(Excerpt from a dataset)
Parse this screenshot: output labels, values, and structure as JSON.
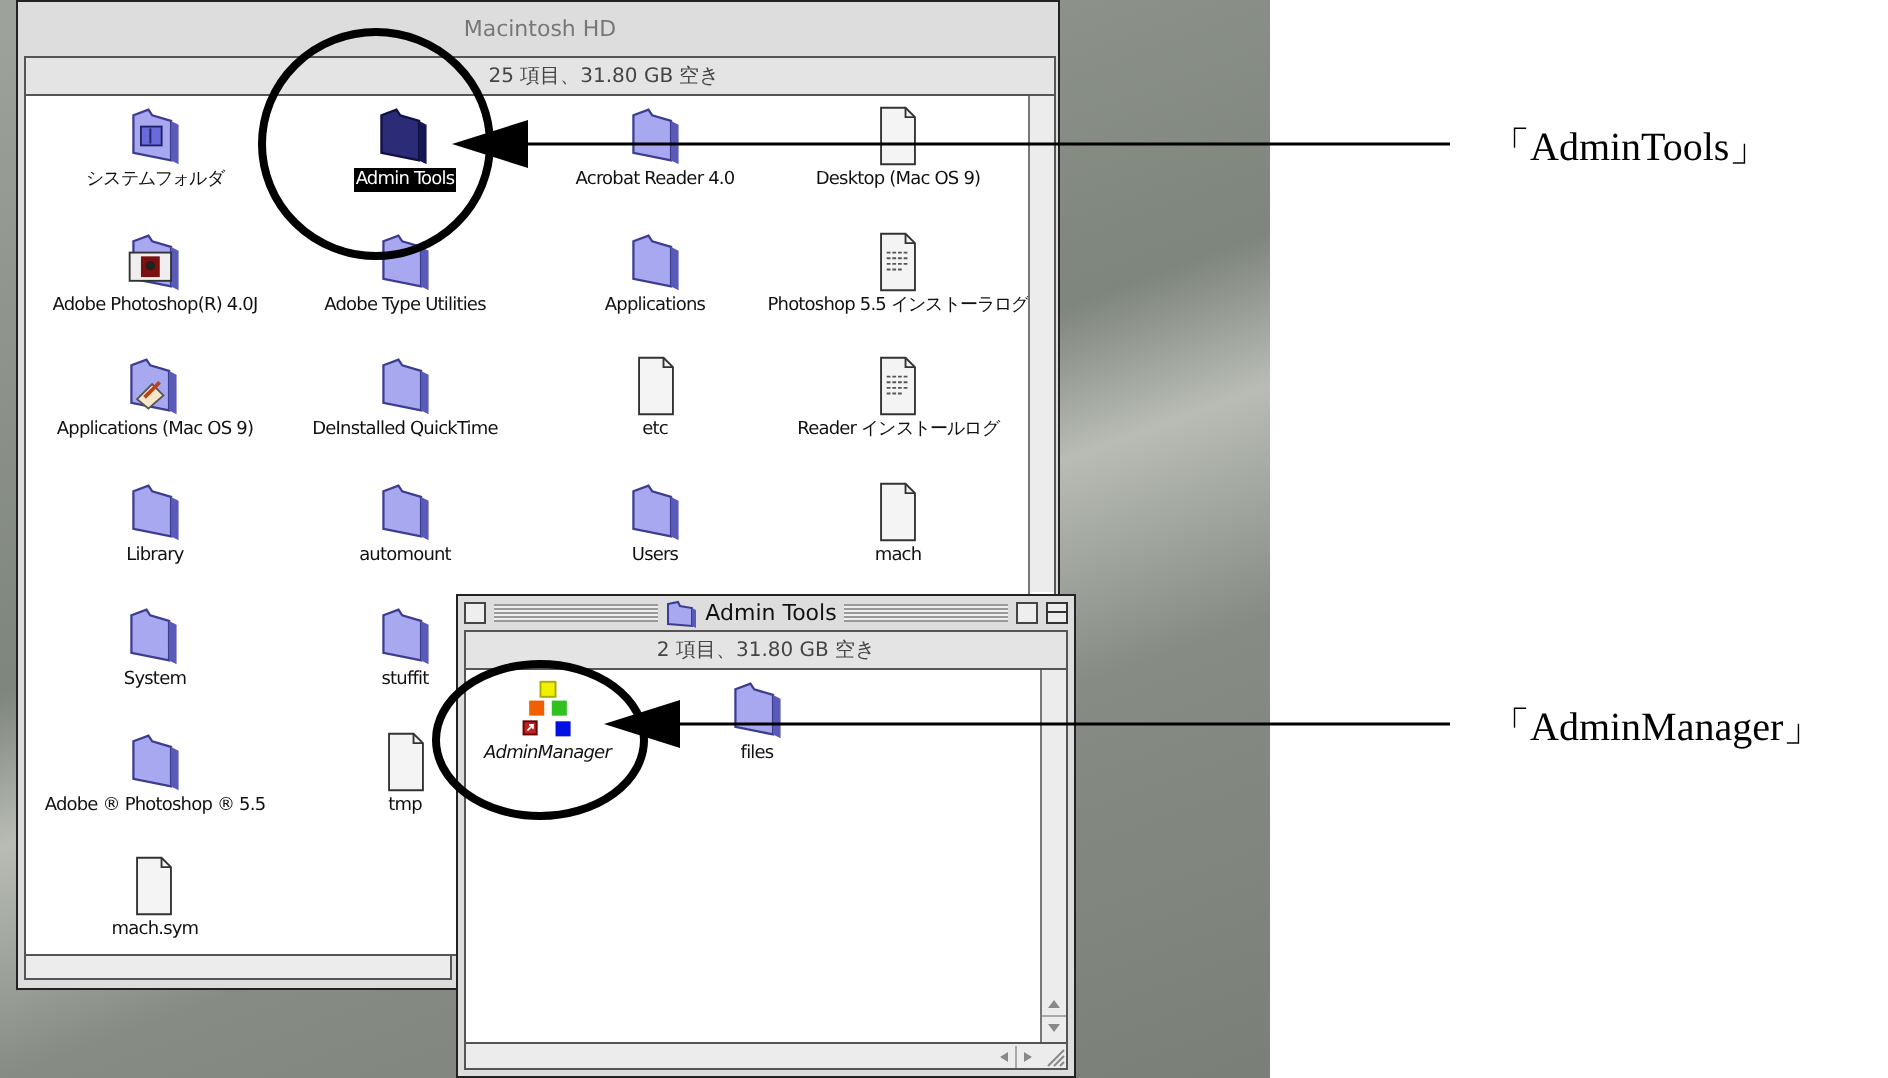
{
  "main_window": {
    "title": "Macintosh HD",
    "info": "25 項目、31.80 GB 空き",
    "rows": [
      [
        {
          "name": "システムフォルダ",
          "kind": "system-folder",
          "selected": false
        },
        {
          "name": "Admin Tools",
          "kind": "folder",
          "selected": true
        },
        {
          "name": "Acrobat Reader 4.0",
          "kind": "folder",
          "selected": false
        },
        {
          "name": "Desktop (Mac OS 9)",
          "kind": "document",
          "selected": false
        }
      ],
      [
        {
          "name": "Adobe Photoshop(R) 4.0J",
          "kind": "app-folder",
          "selected": false
        },
        {
          "name": "Adobe Type Utilities",
          "kind": "folder",
          "selected": false
        },
        {
          "name": "Applications",
          "kind": "folder",
          "selected": false
        },
        {
          "name": "Photoshop 5.5 インストーラログ",
          "kind": "text-document",
          "selected": false
        }
      ],
      [
        {
          "name": "Applications (Mac OS 9)",
          "kind": "apps-folder",
          "selected": false
        },
        {
          "name": "DeInstalled QuickTime",
          "kind": "folder",
          "selected": false
        },
        {
          "name": "etc",
          "kind": "document",
          "selected": false
        },
        {
          "name": "Reader インストールログ",
          "kind": "text-document",
          "selected": false
        }
      ],
      [
        {
          "name": "Library",
          "kind": "folder",
          "selected": false
        },
        {
          "name": "automount",
          "kind": "folder",
          "selected": false
        },
        {
          "name": "Users",
          "kind": "folder",
          "selected": false
        },
        {
          "name": "mach",
          "kind": "document",
          "selected": false
        }
      ],
      [
        {
          "name": "System",
          "kind": "folder",
          "selected": false
        },
        {
          "name": "stuffit",
          "kind": "folder",
          "selected": false
        }
      ],
      [
        {
          "name": "Adobe ® Photoshop ® 5.5",
          "kind": "folder",
          "selected": false
        },
        {
          "name": "tmp",
          "kind": "document",
          "selected": false
        }
      ],
      [
        {
          "name": "mach.sym",
          "kind": "document",
          "selected": false
        }
      ]
    ]
  },
  "sub_window": {
    "title": "Admin Tools",
    "info": "2 項目、31.80 GB 空き",
    "items": [
      {
        "name": "AdminManager",
        "kind": "alias-app",
        "selected": false
      },
      {
        "name": "files",
        "kind": "folder",
        "selected": false
      }
    ]
  },
  "callouts": [
    {
      "label": "「AdminTools」"
    },
    {
      "label": "「AdminManager」"
    }
  ]
}
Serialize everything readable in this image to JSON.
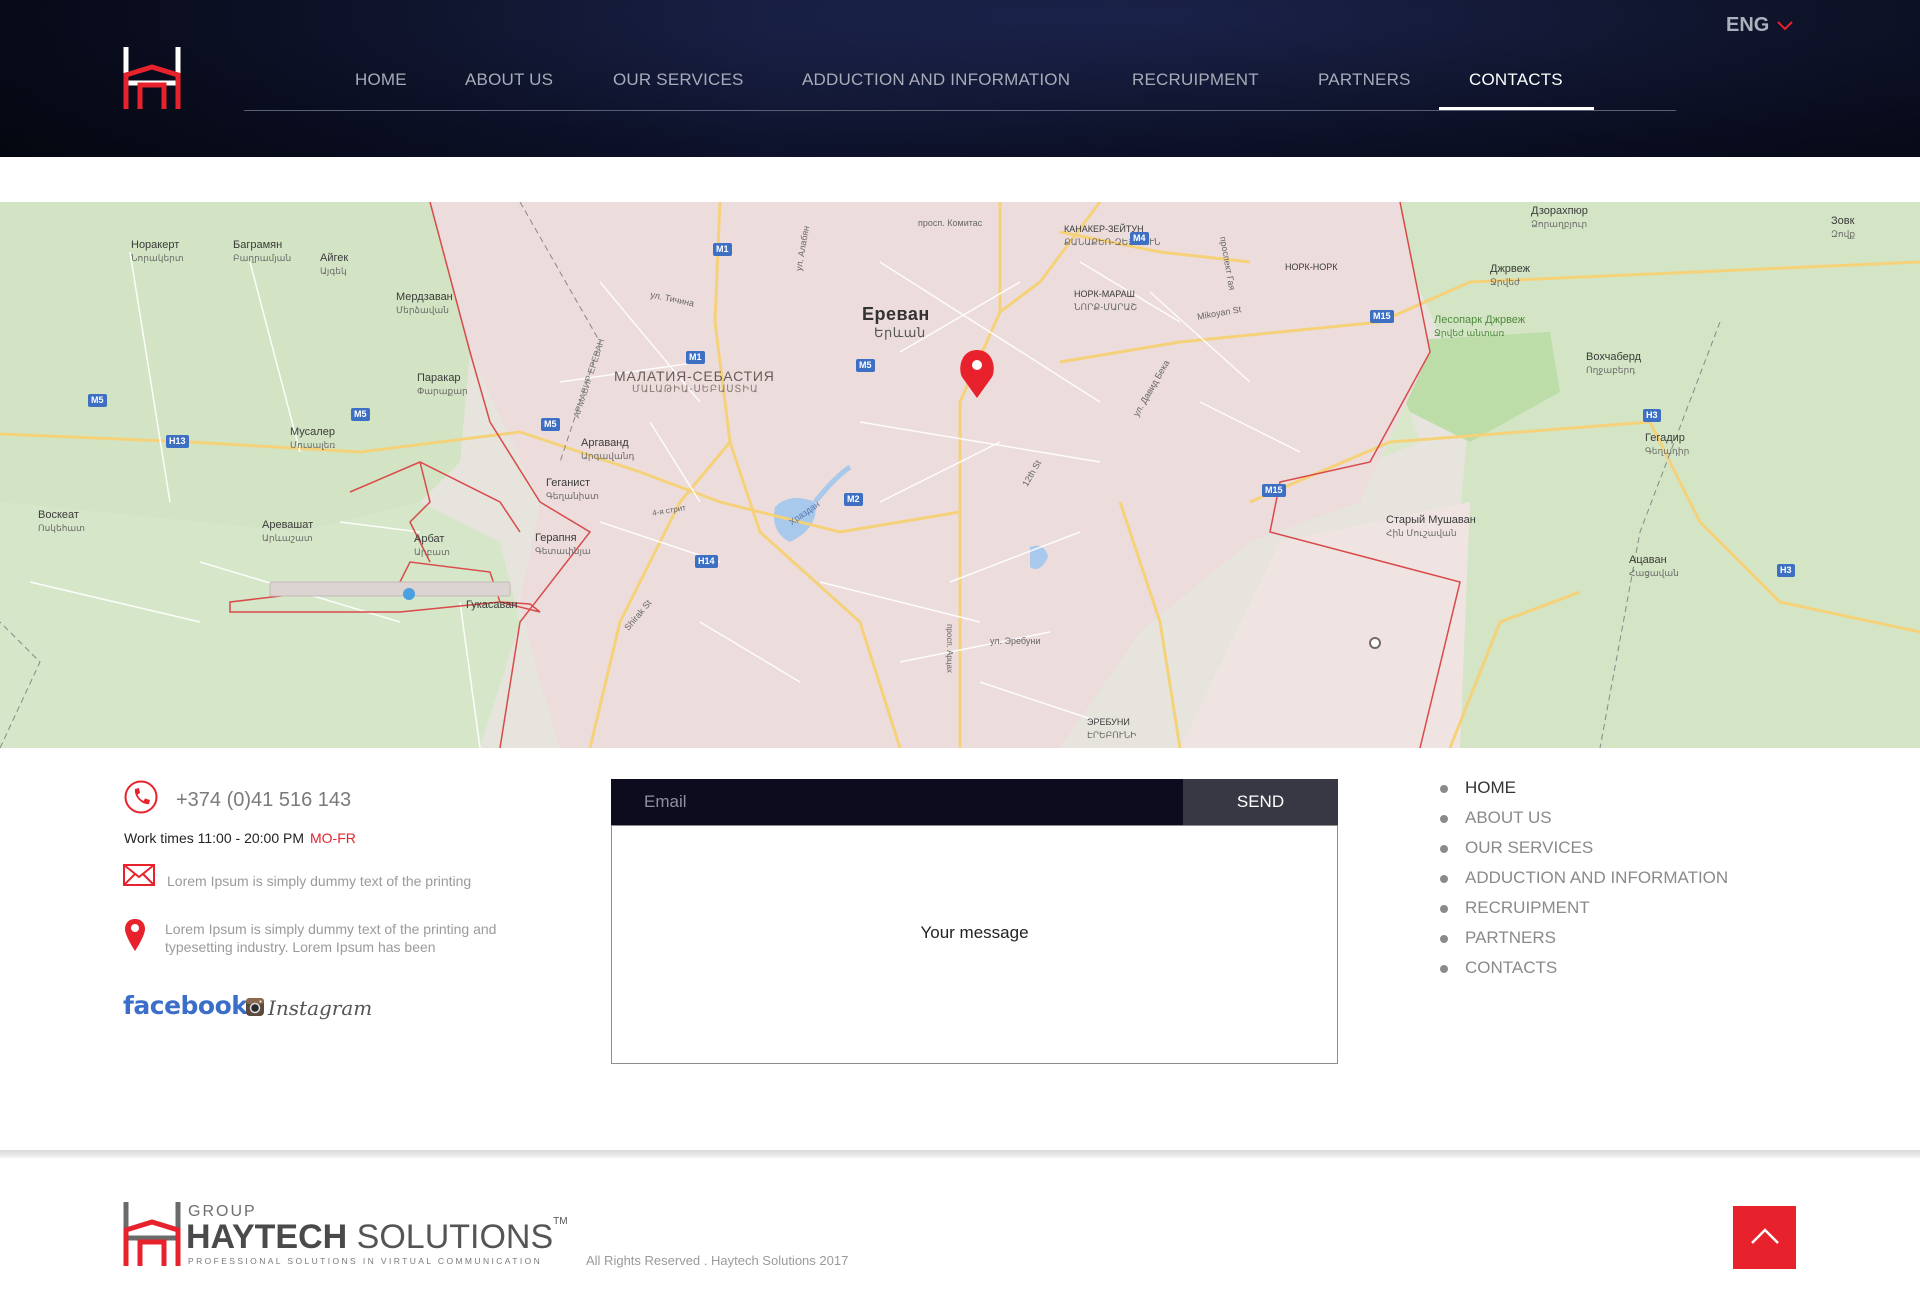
{
  "header": {
    "lang": "ENG",
    "nav": [
      {
        "label": "HOME",
        "active": false
      },
      {
        "label": "ABOUT US",
        "active": false
      },
      {
        "label": "OUR SERVICES",
        "active": false
      },
      {
        "label": "ADDUCTION AND INFORMATION",
        "active": false
      },
      {
        "label": "RECRUIPMENT",
        "active": false
      },
      {
        "label": "PARTNERS",
        "active": false
      },
      {
        "label": "CONTACTS",
        "active": true
      }
    ]
  },
  "map": {
    "city": "Ереван",
    "city_arm": "Երևան",
    "district": "МАЛАТИЯ-СЕБАСТИЯ",
    "district_arm": "ՄԱԼԱԹԻԱ-ՍԵԲԱՍՏԻԱ",
    "labels": [
      {
        "ru": "Норакерт",
        "arm": "Նորակերտ"
      },
      {
        "ru": "Баграмян",
        "arm": "Բաղրամյան"
      },
      {
        "ru": "Айгек",
        "arm": "Այգեկ"
      },
      {
        "ru": "Мердзаван",
        "arm": "Մերձավան"
      },
      {
        "ru": "Паракар",
        "arm": "Փարաքար"
      },
      {
        "ru": "Мусалер",
        "arm": "Մուսալեռ"
      },
      {
        "ru": "Воскеат",
        "arm": "Ոսկեհատ"
      },
      {
        "ru": "Аревашат",
        "arm": "Արևաշատ"
      },
      {
        "ru": "Арбат",
        "arm": "Արբատ"
      },
      {
        "ru": "Гукасаван",
        "arm": ""
      },
      {
        "ru": "Аргаванд",
        "arm": "Արգավանդ"
      },
      {
        "ru": "Геганист",
        "arm": "Գեղանիստ"
      },
      {
        "ru": "Герапня",
        "arm": "Գետափնյա"
      },
      {
        "ru": "Дзорахпюр",
        "arm": "Ձորաղբյուր"
      },
      {
        "ru": "Джрвеж",
        "arm": "Ջրվեժ"
      },
      {
        "ru": "Зовк",
        "arm": "Զովք"
      },
      {
        "ru": "Вохчаберд",
        "arm": "Ողջաբերդ"
      },
      {
        "ru": "Гегадир",
        "arm": "Գեղադիր"
      },
      {
        "ru": "Ацаван",
        "arm": "Հացավան"
      },
      {
        "ru": "Старый Мушаван",
        "arm": "Հին Մուշավան"
      },
      {
        "ru": "Лесопарк Джрвеж",
        "arm": "Ջրվեժ անտառ"
      },
      {
        "ru": "КАНАКЕР-ЗЕЙТУН",
        "arm": "ՔԱՆԱՔԵՌ-ԶԵՅԹՈՒՆ"
      },
      {
        "ru": "НОРК-НОРК",
        "arm": ""
      },
      {
        "ru": "НОРК-МАРАШ",
        "arm": "ՆՈՐՔ-ՄԱՐԱՇ"
      },
      {
        "ru": "ЭРЕБУНИ",
        "arm": "ԷՐԵԲՈՒՆԻ"
      },
      {
        "ru": "просп. Комитас",
        "arm": ""
      },
      {
        "ru": "ул. Тичина",
        "arm": ""
      },
      {
        "ru": "Храздан",
        "arm": ""
      },
      {
        "ru": "ул. Эребуни",
        "arm": ""
      },
      {
        "ru": "Mikoyan St",
        "arm": ""
      },
      {
        "ru": "ул. Давид Бека",
        "arm": ""
      },
      {
        "ru": "Shirak St",
        "arm": ""
      },
      {
        "ru": "12th St",
        "arm": ""
      },
      {
        "ru": "4-я стрит",
        "arm": ""
      },
      {
        "ru": "проспект Гая",
        "arm": ""
      },
      {
        "ru": "просп. Арцах",
        "arm": ""
      },
      {
        "ru": "ул. Алабян",
        "arm": ""
      },
      {
        "ru": "АРМАВИР ЕРЕВАН",
        "arm": ""
      }
    ],
    "shields": [
      "M1",
      "M1",
      "M4",
      "M5",
      "M5",
      "M5",
      "M5",
      "M15",
      "M15",
      "M2",
      "H13",
      "H14",
      "H3",
      "H3"
    ]
  },
  "contact": {
    "phone": "+374 (0)41 516 143",
    "work_times": "Work times 11:00 - 20:00 PM",
    "work_days": "MO-FR",
    "email_text": "Lorem Ipsum is simply dummy text of the printing",
    "address_text": "Lorem Ipsum is simply dummy text of the printing and typesetting industry. Lorem Ipsum has been",
    "facebook": "facebook.",
    "instagram": "Instagram"
  },
  "form": {
    "email_placeholder": "Email",
    "send_label": "SEND",
    "message_placeholder": "Your message"
  },
  "footer_links": [
    "HOME",
    "ABOUT US",
    "OUR SERVICES",
    "ADDUCTION AND INFORMATION",
    "RECRUIPMENT",
    "PARTNERS",
    "CONTACTS"
  ],
  "footer": {
    "brand_group": "GROUP",
    "brand_name_bold": "HAYTECH",
    "brand_name_light": "SOLUTIONS",
    "brand_tm": "TM",
    "brand_tagline": "PROFESSIONAL SOLUTIONS IN VIRTUAL COMMUNICATION",
    "rights": "All Rights Reserved . Haytech Solutions 2017"
  },
  "colors": {
    "accent": "#e8222c",
    "header_dark": "#0b0f24",
    "form_dark": "#0c0c1e",
    "send_bg": "#383844"
  }
}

> **Objective**: Return all of the entries exactly as written, but drop any pictures they hold.

> **Written solution**:
Parse this screenshot: output labels, values, and structure as JSON.
{
  "main_window": {
    "title": "Macintosh HD",
    "info": "25 項目、31.80 GB 空き",
    "rows": [
      [
        {
          "name": "システムフォルダ",
          "kind": "system-folder",
          "selected": false
        },
        {
          "name": "Admin Tools",
          "kind": "folder",
          "selected": true
        },
        {
          "name": "Acrobat Reader 4.0",
          "kind": "folder",
          "selected": false
        },
        {
          "name": "Desktop (Mac OS 9)",
          "kind": "document",
          "selected": false
        }
      ],
      [
        {
          "name": "Adobe Photoshop(R) 4.0J",
          "kind": "app-folder",
          "selected": false
        },
        {
          "name": "Adobe Type Utilities",
          "kind": "folder",
          "selected": false
        },
        {
          "name": "Applications",
          "kind": "folder",
          "selected": false
        },
        {
          "name": "Photoshop 5.5 インストーラログ",
          "kind": "text-document",
          "selected": false
        }
      ],
      [
        {
          "name": "Applications (Mac OS 9)",
          "kind": "apps-folder",
          "selected": false
        },
        {
          "name": "DeInstalled QuickTime",
          "kind": "folder",
          "selected": false
        },
        {
          "name": "etc",
          "kind": "document",
          "selected": false
        },
        {
          "name": "Reader インストールログ",
          "kind": "text-document",
          "selected": false
        }
      ],
      [
        {
          "name": "Library",
          "kind": "folder",
          "selected": false
        },
        {
          "name": "automount",
          "kind": "folder",
          "selected": false
        },
        {
          "name": "Users",
          "kind": "folder",
          "selected": false
        },
        {
          "name": "mach",
          "kind": "document",
          "selected": false
        }
      ],
      [
        {
          "name": "System",
          "kind": "folder",
          "selected": false
        },
        {
          "name": "stuffit",
          "kind": "folder",
          "selected": false
        }
      ],
      [
        {
          "name": "Adobe ® Photoshop ® 5.5",
          "kind": "folder",
          "selected": false
        },
        {
          "name": "tmp",
          "kind": "document",
          "selected": false
        }
      ],
      [
        {
          "name": "mach.sym",
          "kind": "document",
          "selected": false
        }
      ]
    ]
  },
  "sub_window": {
    "title": "Admin Tools",
    "info": "2 項目、31.80 GB 空き",
    "items": [
      {
        "name": "AdminManager",
        "kind": "alias-app",
        "selected": false
      },
      {
        "name": "files",
        "kind": "folder",
        "selected": false
      }
    ]
  },
  "callouts": [
    {
      "label": "「AdminTools」"
    },
    {
      "label": "「AdminManager」"
    }
  ]
}
Serialize everything readable in this image to JSON.
{
  "header": {
    "lang": "ENG",
    "nav": [
      {
        "label": "HOME",
        "active": false
      },
      {
        "label": "ABOUT US",
        "active": false
      },
      {
        "label": "OUR SERVICES",
        "active": false
      },
      {
        "label": "ADDUCTION AND INFORMATION",
        "active": false
      },
      {
        "label": "RECRUIPMENT",
        "active": false
      },
      {
        "label": "PARTNERS",
        "active": false
      },
      {
        "label": "CONTACTS",
        "active": true
      }
    ]
  },
  "map": {
    "city": "Ереван",
    "city_arm": "Երևան",
    "district": "МАЛАТИЯ-СЕБАСТИЯ",
    "district_arm": "ՄԱԼԱԹԻԱ-ՍԵԲԱՍՏԻԱ",
    "labels": [
      {
        "ru": "Норакерт",
        "arm": "Նորակերտ"
      },
      {
        "ru": "Баграмян",
        "arm": "Բաղրամյան"
      },
      {
        "ru": "Айгек",
        "arm": "Այգեկ"
      },
      {
        "ru": "Мердзаван",
        "arm": "Մերձավան"
      },
      {
        "ru": "Паракар",
        "arm": "Փարաքար"
      },
      {
        "ru": "Мусалер",
        "arm": "Մուսալեռ"
      },
      {
        "ru": "Воскеат",
        "arm": "Ոսկեհատ"
      },
      {
        "ru": "Аревашат",
        "arm": "Արևաշատ"
      },
      {
        "ru": "Арбат",
        "arm": "Արբատ"
      },
      {
        "ru": "Гукасаван",
        "arm": ""
      },
      {
        "ru": "Аргаванд",
        "arm": "Արգավանդ"
      },
      {
        "ru": "Геганист",
        "arm": "Գեղանիստ"
      },
      {
        "ru": "Герапня",
        "arm": "Գետափնյա"
      },
      {
        "ru": "Дзорахпюр",
        "arm": "Ձորաղբյուր"
      },
      {
        "ru": "Джрвеж",
        "arm": "Ջրվեժ"
      },
      {
        "ru": "Зовк",
        "arm": "Զովք"
      },
      {
        "ru": "Вохчаберд",
        "arm": "Ողջաբերդ"
      },
      {
        "ru": "Гегадир",
        "arm": "Գեղադիր"
      },
      {
        "ru": "Ацаван",
        "arm": "Հացավան"
      },
      {
        "ru": "Старый Мушаван",
        "arm": "Հին Մուշավան"
      },
      {
        "ru": "Лесопарк Джрвеж",
        "arm": "Ջրվեժ անտառ"
      },
      {
        "ru": "КАНАКЕР-ЗЕЙТУН",
        "arm": "ՔԱՆԱՔԵՌ-ԶԵՅԹՈՒՆ"
      },
      {
        "ru": "НОРК-НОРК",
        "arm": ""
      },
      {
        "ru": "НОРК-МАРАШ",
        "arm": "ՆՈՐՔ-ՄԱՐԱՇ"
      },
      {
        "ru": "ЭРЕБУНИ",
        "arm": "ԷՐԵԲՈՒՆԻ"
      },
      {
        "ru": "просп. Комитас",
        "arm": ""
      },
      {
        "ru": "ул. Тичина",
        "arm": ""
      },
      {
        "ru": "Храздан",
        "arm": ""
      },
      {
        "ru": "ул. Эребуни",
        "arm": ""
      },
      {
        "ru": "Mikoyan St",
        "arm": ""
      },
      {
        "ru": "ул. Давид Бека",
        "arm": ""
      },
      {
        "ru": "Shirak St",
        "arm": ""
      },
      {
        "ru": "12th St",
        "arm": ""
      },
      {
        "ru": "4-я стрит",
        "arm": ""
      },
      {
        "ru": "проспект Гая",
        "arm": ""
      },
      {
        "ru": "просп. Арцах",
        "arm": ""
      },
      {
        "ru": "ул. Алабян",
        "arm": ""
      },
      {
        "ru": "АРМАВИР ЕРЕВАН",
        "arm": ""
      }
    ],
    "shields": [
      "M1",
      "M1",
      "M4",
      "M5",
      "M5",
      "M5",
      "M5",
      "M15",
      "M15",
      "M2",
      "H13",
      "H14",
      "H3",
      "H3"
    ]
  },
  "contact": {
    "phone": "+374 (0)41 516 143",
    "work_times": "Work times 11:00 - 20:00 PM",
    "work_days": "MO-FR",
    "email_text": "Lorem Ipsum is simply dummy text of the printing",
    "address_text": "Lorem Ipsum is simply dummy text of the printing and typesetting industry. Lorem Ipsum has been",
    "facebook": "facebook.",
    "instagram": "Instagram"
  },
  "form": {
    "email_placeholder": "Email",
    "send_label": "SEND",
    "message_placeholder": "Your message"
  },
  "footer_links": [
    "HOME",
    "ABOUT US",
    "OUR SERVICES",
    "ADDUCTION AND INFORMATION",
    "RECRUIPMENT",
    "PARTNERS",
    "CONTACTS"
  ],
  "footer": {
    "brand_group": "GROUP",
    "brand_name_bold": "HAYTECH",
    "brand_name_light": "SOLUTIONS",
    "brand_tm": "TM",
    "brand_tagline": "PROFESSIONAL SOLUTIONS IN VIRTUAL COMMUNICATION",
    "rights": "All Rights Reserved . Haytech Solutions 2017"
  },
  "colors": {
    "accent": "#e8222c",
    "header_dark": "#0b0f24",
    "form_dark": "#0c0c1e",
    "send_bg": "#383844"
  }
}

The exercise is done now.